**Prompt:**
Quote every line of the data below as it stands, omitting pictures.

**Extracted material:**

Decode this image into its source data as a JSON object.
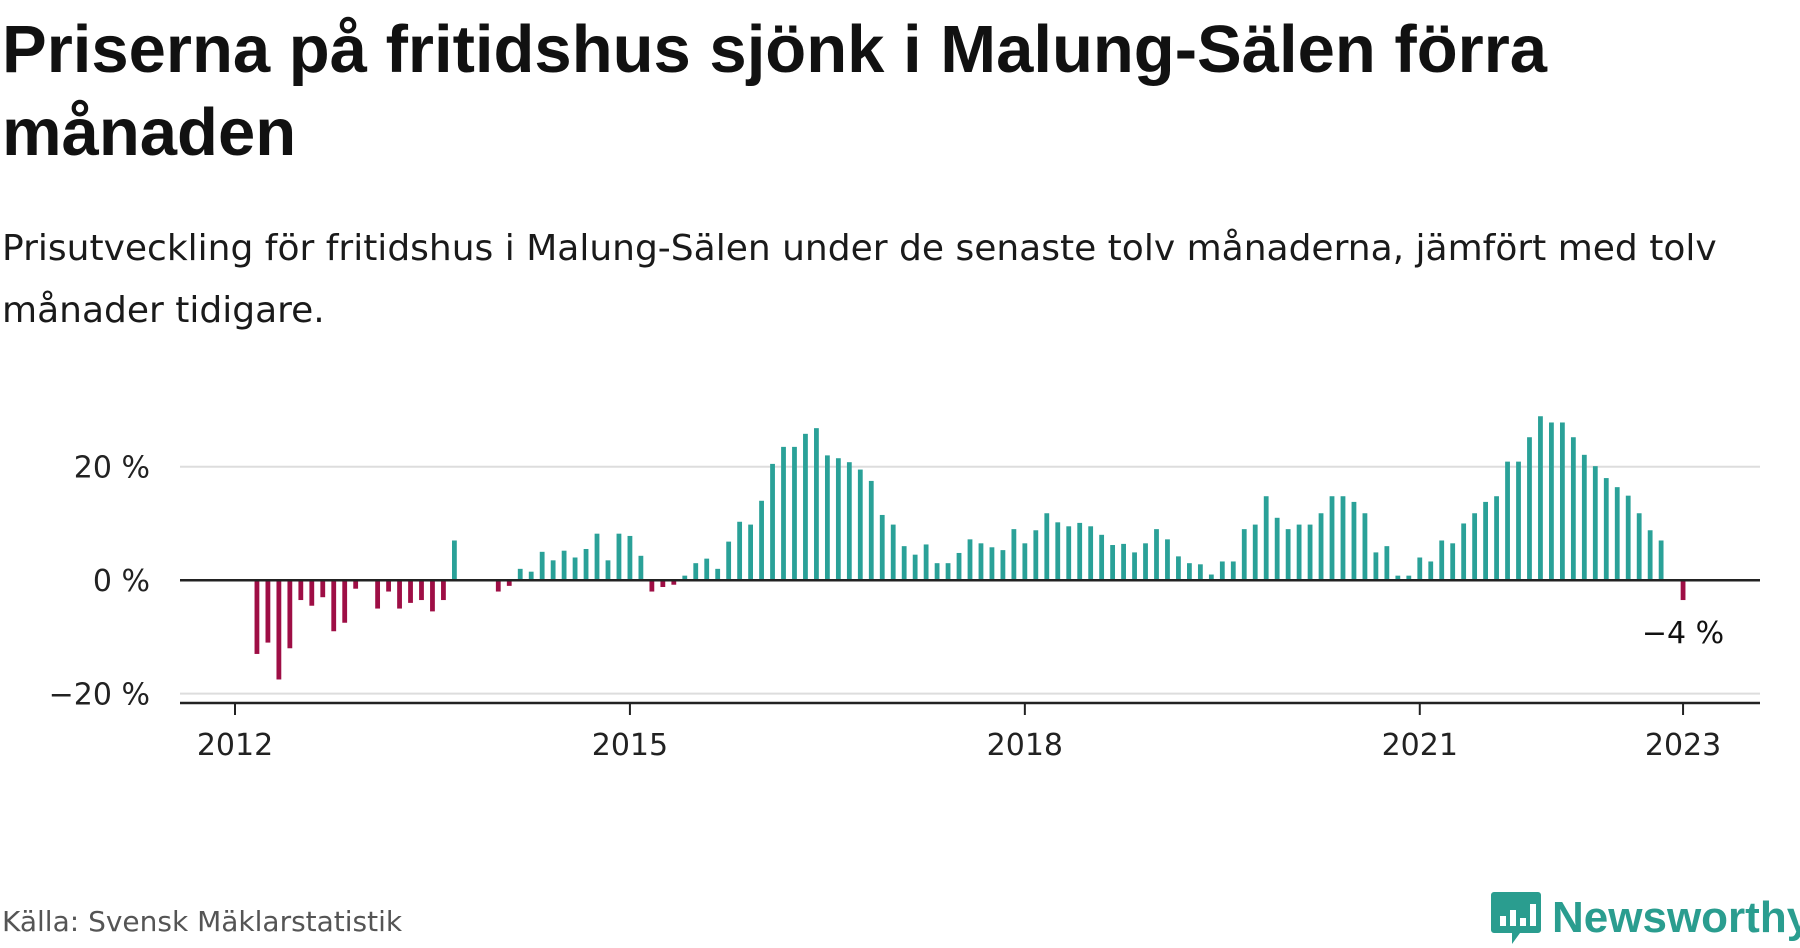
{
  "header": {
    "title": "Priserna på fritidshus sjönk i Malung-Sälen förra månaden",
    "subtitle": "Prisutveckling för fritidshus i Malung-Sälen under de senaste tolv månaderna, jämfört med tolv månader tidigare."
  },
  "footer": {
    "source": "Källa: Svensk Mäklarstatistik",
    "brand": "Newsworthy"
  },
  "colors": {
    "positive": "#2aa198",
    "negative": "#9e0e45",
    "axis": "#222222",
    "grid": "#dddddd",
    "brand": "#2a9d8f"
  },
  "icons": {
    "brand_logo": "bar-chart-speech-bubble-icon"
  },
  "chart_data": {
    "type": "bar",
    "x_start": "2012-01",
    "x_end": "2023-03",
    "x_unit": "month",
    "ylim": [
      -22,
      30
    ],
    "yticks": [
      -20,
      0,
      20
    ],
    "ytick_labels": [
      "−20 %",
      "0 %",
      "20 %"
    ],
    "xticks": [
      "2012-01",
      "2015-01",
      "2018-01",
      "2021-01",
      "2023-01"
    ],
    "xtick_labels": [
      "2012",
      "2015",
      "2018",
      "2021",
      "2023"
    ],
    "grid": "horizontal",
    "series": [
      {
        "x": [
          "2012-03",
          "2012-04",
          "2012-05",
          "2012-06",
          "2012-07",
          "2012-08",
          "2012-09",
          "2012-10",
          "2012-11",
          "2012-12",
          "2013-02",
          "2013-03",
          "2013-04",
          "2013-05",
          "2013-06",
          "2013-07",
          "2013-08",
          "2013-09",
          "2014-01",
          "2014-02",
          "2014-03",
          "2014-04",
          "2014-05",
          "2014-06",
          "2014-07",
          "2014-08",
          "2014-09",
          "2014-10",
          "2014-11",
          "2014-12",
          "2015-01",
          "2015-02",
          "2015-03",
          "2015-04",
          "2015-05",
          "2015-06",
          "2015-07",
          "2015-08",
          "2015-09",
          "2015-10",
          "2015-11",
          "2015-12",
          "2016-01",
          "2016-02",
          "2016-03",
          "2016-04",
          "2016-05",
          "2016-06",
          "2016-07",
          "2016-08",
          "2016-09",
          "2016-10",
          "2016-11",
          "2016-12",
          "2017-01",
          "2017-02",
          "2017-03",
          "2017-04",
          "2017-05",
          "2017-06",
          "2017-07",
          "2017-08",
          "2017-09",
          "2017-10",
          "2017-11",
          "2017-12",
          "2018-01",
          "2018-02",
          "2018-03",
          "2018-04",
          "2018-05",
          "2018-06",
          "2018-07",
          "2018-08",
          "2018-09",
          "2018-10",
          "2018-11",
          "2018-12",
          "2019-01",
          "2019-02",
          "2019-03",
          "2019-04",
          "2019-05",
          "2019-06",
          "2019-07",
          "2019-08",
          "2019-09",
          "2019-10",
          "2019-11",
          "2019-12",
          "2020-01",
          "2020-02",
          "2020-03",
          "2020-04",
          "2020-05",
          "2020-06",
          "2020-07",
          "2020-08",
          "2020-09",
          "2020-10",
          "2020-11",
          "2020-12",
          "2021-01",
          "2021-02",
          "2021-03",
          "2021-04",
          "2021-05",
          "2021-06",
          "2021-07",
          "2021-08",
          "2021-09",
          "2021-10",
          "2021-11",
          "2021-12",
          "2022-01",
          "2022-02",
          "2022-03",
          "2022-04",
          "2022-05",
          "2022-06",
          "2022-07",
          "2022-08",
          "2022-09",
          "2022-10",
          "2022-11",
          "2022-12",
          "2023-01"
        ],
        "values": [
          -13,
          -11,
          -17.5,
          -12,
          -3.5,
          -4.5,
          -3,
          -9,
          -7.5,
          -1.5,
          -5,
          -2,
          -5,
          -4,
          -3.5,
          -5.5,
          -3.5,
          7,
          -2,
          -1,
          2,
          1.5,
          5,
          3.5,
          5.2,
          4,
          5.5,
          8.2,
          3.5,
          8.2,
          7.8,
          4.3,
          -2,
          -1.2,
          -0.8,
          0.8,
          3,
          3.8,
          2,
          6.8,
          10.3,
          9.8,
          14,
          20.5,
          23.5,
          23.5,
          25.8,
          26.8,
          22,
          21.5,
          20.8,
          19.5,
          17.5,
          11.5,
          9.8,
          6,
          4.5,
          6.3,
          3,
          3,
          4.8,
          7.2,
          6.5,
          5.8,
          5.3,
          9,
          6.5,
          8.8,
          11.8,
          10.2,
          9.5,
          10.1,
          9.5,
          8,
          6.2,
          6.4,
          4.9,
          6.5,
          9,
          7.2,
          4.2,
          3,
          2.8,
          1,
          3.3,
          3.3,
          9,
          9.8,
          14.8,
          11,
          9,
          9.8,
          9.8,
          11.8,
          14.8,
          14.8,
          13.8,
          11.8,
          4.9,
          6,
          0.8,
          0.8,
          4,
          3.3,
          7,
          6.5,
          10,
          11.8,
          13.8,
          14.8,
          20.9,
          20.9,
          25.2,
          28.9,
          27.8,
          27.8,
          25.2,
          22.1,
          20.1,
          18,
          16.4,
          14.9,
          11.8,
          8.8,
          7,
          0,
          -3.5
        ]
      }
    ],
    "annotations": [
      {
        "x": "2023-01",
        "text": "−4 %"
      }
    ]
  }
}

**Output:**
Decode this image into its source data as a JSON object.
{
  "header": {
    "title": "Priserna på fritidshus sjönk i Malung-Sälen förra månaden",
    "subtitle": "Prisutveckling för fritidshus i Malung-Sälen under de senaste tolv månaderna, jämfört med tolv månader tidigare."
  },
  "footer": {
    "source": "Källa: Svensk Mäklarstatistik",
    "brand": "Newsworthy"
  },
  "colors": {
    "positive": "#2aa198",
    "negative": "#9e0e45",
    "axis": "#222222",
    "grid": "#dddddd",
    "brand": "#2a9d8f"
  },
  "icons": {
    "brand_logo": "bar-chart-speech-bubble-icon"
  },
  "chart_data": {
    "type": "bar",
    "x_start": "2012-01",
    "x_end": "2023-03",
    "x_unit": "month",
    "ylim": [
      -22,
      30
    ],
    "yticks": [
      -20,
      0,
      20
    ],
    "ytick_labels": [
      "−20 %",
      "0 %",
      "20 %"
    ],
    "xticks": [
      "2012-01",
      "2015-01",
      "2018-01",
      "2021-01",
      "2023-01"
    ],
    "xtick_labels": [
      "2012",
      "2015",
      "2018",
      "2021",
      "2023"
    ],
    "grid": "horizontal",
    "series": [
      {
        "x": [
          "2012-03",
          "2012-04",
          "2012-05",
          "2012-06",
          "2012-07",
          "2012-08",
          "2012-09",
          "2012-10",
          "2012-11",
          "2012-12",
          "2013-02",
          "2013-03",
          "2013-04",
          "2013-05",
          "2013-06",
          "2013-07",
          "2013-08",
          "2013-09",
          "2014-01",
          "2014-02",
          "2014-03",
          "2014-04",
          "2014-05",
          "2014-06",
          "2014-07",
          "2014-08",
          "2014-09",
          "2014-10",
          "2014-11",
          "2014-12",
          "2015-01",
          "2015-02",
          "2015-03",
          "2015-04",
          "2015-05",
          "2015-06",
          "2015-07",
          "2015-08",
          "2015-09",
          "2015-10",
          "2015-11",
          "2015-12",
          "2016-01",
          "2016-02",
          "2016-03",
          "2016-04",
          "2016-05",
          "2016-06",
          "2016-07",
          "2016-08",
          "2016-09",
          "2016-10",
          "2016-11",
          "2016-12",
          "2017-01",
          "2017-02",
          "2017-03",
          "2017-04",
          "2017-05",
          "2017-06",
          "2017-07",
          "2017-08",
          "2017-09",
          "2017-10",
          "2017-11",
          "2017-12",
          "2018-01",
          "2018-02",
          "2018-03",
          "2018-04",
          "2018-05",
          "2018-06",
          "2018-07",
          "2018-08",
          "2018-09",
          "2018-10",
          "2018-11",
          "2018-12",
          "2019-01",
          "2019-02",
          "2019-03",
          "2019-04",
          "2019-05",
          "2019-06",
          "2019-07",
          "2019-08",
          "2019-09",
          "2019-10",
          "2019-11",
          "2019-12",
          "2020-01",
          "2020-02",
          "2020-03",
          "2020-04",
          "2020-05",
          "2020-06",
          "2020-07",
          "2020-08",
          "2020-09",
          "2020-10",
          "2020-11",
          "2020-12",
          "2021-01",
          "2021-02",
          "2021-03",
          "2021-04",
          "2021-05",
          "2021-06",
          "2021-07",
          "2021-08",
          "2021-09",
          "2021-10",
          "2021-11",
          "2021-12",
          "2022-01",
          "2022-02",
          "2022-03",
          "2022-04",
          "2022-05",
          "2022-06",
          "2022-07",
          "2022-08",
          "2022-09",
          "2022-10",
          "2022-11",
          "2022-12",
          "2023-01"
        ],
        "values": [
          -13,
          -11,
          -17.5,
          -12,
          -3.5,
          -4.5,
          -3,
          -9,
          -7.5,
          -1.5,
          -5,
          -2,
          -5,
          -4,
          -3.5,
          -5.5,
          -3.5,
          7,
          -2,
          -1,
          2,
          1.5,
          5,
          3.5,
          5.2,
          4,
          5.5,
          8.2,
          3.5,
          8.2,
          7.8,
          4.3,
          -2,
          -1.2,
          -0.8,
          0.8,
          3,
          3.8,
          2,
          6.8,
          10.3,
          9.8,
          14,
          20.5,
          23.5,
          23.5,
          25.8,
          26.8,
          22,
          21.5,
          20.8,
          19.5,
          17.5,
          11.5,
          9.8,
          6,
          4.5,
          6.3,
          3,
          3,
          4.8,
          7.2,
          6.5,
          5.8,
          5.3,
          9,
          6.5,
          8.8,
          11.8,
          10.2,
          9.5,
          10.1,
          9.5,
          8,
          6.2,
          6.4,
          4.9,
          6.5,
          9,
          7.2,
          4.2,
          3,
          2.8,
          1,
          3.3,
          3.3,
          9,
          9.8,
          14.8,
          11,
          9,
          9.8,
          9.8,
          11.8,
          14.8,
          14.8,
          13.8,
          11.8,
          4.9,
          6,
          0.8,
          0.8,
          4,
          3.3,
          7,
          6.5,
          10,
          11.8,
          13.8,
          14.8,
          20.9,
          20.9,
          25.2,
          28.9,
          27.8,
          27.8,
          25.2,
          22.1,
          20.1,
          18,
          16.4,
          14.9,
          11.8,
          8.8,
          7,
          0,
          -3.5
        ]
      }
    ],
    "annotations": [
      {
        "x": "2023-01",
        "text": "−4 %"
      }
    ]
  }
}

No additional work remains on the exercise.